Please write out the material below exactly as given.

[start]

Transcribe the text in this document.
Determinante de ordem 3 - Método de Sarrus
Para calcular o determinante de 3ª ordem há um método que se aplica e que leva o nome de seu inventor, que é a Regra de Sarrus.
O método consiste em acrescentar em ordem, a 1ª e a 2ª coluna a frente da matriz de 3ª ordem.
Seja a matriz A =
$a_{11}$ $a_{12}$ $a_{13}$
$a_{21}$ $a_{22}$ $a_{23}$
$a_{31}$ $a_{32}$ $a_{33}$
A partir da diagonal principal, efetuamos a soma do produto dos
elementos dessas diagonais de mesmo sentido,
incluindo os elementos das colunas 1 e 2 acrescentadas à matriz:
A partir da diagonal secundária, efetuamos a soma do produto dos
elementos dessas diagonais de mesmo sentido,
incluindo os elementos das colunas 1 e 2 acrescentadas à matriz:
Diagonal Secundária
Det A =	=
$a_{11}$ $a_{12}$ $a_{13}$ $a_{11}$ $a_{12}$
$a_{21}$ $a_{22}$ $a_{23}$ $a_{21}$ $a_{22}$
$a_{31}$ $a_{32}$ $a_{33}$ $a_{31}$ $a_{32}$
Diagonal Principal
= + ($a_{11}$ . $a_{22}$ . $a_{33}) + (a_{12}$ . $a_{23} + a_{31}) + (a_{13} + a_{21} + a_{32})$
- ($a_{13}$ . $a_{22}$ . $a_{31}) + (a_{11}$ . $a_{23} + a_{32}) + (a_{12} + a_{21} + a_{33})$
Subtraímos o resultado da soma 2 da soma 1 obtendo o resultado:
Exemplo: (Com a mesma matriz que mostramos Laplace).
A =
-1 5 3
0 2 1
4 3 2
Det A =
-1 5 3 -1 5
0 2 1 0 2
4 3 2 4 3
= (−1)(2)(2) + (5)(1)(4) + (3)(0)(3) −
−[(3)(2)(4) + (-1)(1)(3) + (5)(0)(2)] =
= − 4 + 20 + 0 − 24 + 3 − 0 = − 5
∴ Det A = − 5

[end]

Result of this exercise:
Transcribe the text in this document.
Determinante de ordem 3 - Método de Sarrus
Para calcular o determinante de 3ª ordem há um método que se aplica e que leva o nome de seu inventor, que é a Regra de Sarrus.
O método consiste em acrescentar em ordem, a 1ª e a 2ª coluna a frente da matriz de 3ª ordem.
Seja a matriz A =
$a_{11}$ $a_{12}$ $a_{13}$
$a_{21}$ $a_{22}$ $a_{23}$
$a_{31}$ $a_{32}$ $a_{33}$
A partir da diagonal principal, efetuamos a soma do produto dos
elementos dessas diagonais de mesmo sentido,
incluindo os elementos das colunas 1 e 2 acrescentadas à matriz:
A partir da diagonal secundária, efetuamos a soma do produto dos
elementos dessas diagonais de mesmo sentido,
incluindo os elementos das colunas 1 e 2 acrescentadas à matriz:
Diagonal Secundária
Det A =	=
$a_{11}$ $a_{12}$ $a_{13}$ $a_{11}$ $a_{12}$
$a_{21}$ $a_{22}$ $a_{23}$ $a_{21}$ $a_{22}$
$a_{31}$ $a_{32}$ $a_{33}$ $a_{31}$ $a_{32}$
Diagonal Principal
= + ($a_{11}$ . $a_{22}$ . $a_{33}) + (a_{12}$ . $a_{23} + a_{31}) + (a_{13} + a_{21} + a_{32})$
- ($a_{13}$ . $a_{22}$ . $a_{31}) + (a_{11}$ . $a_{23} + a_{32}) + (a_{12} + a_{21} + a_{33})$
Subtraímos o resultado da soma 2 da soma 1 obtendo o resultado:
Exemplo: (Com a mesma matriz que mostramos Laplace).
A =
-1 5 3
0 2 1
4 3 2
Det A =
-1 5 3 -1 5
0 2 1 0 2
4 3 2 4 3
= (−1)(2)(2) + (5)(1)(4) + (3)(0)(3) −
−[(3)(2)(4) + (-1)(1)(3) + (5)(0)(2)] =
= − 4 + 20 + 0 − 24 + 3 − 0 = − 5
∴ Det A = − 5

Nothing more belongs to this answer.